Problem description: Output all lines exactly, with nothing added or dropped.

── Source material ──

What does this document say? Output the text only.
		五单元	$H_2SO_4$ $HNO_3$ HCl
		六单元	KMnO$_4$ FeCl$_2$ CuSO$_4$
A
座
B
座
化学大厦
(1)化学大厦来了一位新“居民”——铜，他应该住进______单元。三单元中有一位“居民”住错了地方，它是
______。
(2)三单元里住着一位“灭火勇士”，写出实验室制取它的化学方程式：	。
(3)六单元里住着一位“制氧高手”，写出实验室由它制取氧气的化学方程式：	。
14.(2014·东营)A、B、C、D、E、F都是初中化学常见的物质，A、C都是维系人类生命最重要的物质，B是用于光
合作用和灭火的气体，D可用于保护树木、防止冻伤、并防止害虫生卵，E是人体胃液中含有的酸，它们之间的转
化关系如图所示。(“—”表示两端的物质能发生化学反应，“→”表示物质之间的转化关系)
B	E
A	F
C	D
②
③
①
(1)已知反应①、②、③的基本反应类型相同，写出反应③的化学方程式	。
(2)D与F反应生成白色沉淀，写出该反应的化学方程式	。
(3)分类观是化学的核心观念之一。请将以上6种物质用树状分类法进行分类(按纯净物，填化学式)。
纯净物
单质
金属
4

───

Answer to the task:
What does this document say? Output the text only.
		五单元	$H_2SO_4$ $HNO_3$ HCl
		六单元	KMnO$_4$ FeCl$_2$ CuSO$_4$
A
座
B
座
化学大厦
(1)化学大厦来了一位新“居民”——铜，他应该住进______单元。三单元中有一位“居民”住错了地方，它是
______。
(2)三单元里住着一位“灭火勇士”，写出实验室制取它的化学方程式：	。
(3)六单元里住着一位“制氧高手”，写出实验室由它制取氧气的化学方程式：	。
14.(2014·东营)A、B、C、D、E、F都是初中化学常见的物质，A、C都是维系人类生命最重要的物质，B是用于光
合作用和灭火的气体，D可用于保护树木、防止冻伤、并防止害虫生卵，E是人体胃液中含有的酸，它们之间的转
化关系如图所示。(“—”表示两端的物质能发生化学反应，“→”表示物质之间的转化关系)
B	E
A	F
C	D
②
③
①
(1)已知反应①、②、③的基本反应类型相同，写出反应③的化学方程式	。
(2)D与F反应生成白色沉淀，写出该反应的化学方程式	。
(3)分类观是化学的核心观念之一。请将以上6种物质用树状分类法进行分类(按纯净物，填化学式)。
纯净物
单质
金属
4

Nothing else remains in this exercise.